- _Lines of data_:
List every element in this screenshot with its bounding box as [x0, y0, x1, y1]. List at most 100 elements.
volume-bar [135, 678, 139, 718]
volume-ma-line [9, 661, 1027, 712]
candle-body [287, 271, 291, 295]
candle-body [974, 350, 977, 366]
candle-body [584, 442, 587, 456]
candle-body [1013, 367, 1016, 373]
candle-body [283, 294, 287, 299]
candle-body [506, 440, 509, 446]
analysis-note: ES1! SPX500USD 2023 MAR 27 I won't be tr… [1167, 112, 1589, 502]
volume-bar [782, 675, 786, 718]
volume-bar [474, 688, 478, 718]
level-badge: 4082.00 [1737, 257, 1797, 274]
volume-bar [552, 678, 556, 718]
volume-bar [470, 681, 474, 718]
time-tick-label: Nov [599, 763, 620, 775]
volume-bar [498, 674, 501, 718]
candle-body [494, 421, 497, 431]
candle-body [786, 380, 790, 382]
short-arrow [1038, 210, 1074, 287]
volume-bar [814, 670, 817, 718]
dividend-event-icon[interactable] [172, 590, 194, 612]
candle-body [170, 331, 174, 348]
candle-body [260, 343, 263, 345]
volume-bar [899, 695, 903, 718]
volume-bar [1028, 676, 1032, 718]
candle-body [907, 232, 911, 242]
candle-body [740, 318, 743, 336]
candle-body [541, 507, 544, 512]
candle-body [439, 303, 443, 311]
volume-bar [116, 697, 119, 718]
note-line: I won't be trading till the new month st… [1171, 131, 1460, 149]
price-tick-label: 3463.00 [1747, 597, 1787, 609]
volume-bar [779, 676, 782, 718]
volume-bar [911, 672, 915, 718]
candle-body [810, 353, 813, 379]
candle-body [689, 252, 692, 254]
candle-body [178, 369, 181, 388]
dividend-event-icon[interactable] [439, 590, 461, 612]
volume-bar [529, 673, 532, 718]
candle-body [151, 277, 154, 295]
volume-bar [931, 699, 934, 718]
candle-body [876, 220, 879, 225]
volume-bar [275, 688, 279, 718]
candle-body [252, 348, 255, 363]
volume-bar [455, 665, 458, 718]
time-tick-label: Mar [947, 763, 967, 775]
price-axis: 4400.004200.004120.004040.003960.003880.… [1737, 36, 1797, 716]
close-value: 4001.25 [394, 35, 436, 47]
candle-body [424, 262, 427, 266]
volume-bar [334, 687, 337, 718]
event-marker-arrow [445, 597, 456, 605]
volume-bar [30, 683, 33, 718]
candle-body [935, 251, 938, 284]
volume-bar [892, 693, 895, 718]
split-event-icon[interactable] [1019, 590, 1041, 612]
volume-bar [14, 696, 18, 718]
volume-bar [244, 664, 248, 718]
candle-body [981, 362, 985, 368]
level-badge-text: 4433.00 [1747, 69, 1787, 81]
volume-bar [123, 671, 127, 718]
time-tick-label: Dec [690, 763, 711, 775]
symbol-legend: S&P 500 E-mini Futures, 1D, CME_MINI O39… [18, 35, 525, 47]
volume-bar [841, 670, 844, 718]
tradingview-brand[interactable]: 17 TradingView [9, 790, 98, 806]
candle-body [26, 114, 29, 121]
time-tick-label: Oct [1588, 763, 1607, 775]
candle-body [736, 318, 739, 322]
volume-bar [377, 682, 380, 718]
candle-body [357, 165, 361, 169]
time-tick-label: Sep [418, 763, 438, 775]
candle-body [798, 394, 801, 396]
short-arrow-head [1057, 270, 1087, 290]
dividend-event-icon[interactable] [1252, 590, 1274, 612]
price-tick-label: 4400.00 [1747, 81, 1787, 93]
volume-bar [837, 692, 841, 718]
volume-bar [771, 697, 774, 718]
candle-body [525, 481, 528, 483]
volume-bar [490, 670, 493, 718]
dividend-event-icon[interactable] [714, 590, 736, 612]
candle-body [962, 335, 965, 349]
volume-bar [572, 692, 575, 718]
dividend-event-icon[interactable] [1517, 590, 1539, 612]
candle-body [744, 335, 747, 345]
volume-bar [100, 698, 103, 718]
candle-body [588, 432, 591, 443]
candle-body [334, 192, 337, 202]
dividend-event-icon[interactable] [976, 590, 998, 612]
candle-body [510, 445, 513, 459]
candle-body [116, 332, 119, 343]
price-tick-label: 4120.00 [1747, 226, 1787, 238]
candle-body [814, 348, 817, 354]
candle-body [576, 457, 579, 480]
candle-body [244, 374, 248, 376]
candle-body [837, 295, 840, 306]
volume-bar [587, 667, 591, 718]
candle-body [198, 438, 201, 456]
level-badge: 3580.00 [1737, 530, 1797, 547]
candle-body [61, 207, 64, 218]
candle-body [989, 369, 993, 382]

- _WHAT TO WORK ON_: Tally the lines in the listing above that contain the string "dividend". Reply with the number alone.

- _SOLVED EXERCISE_: 6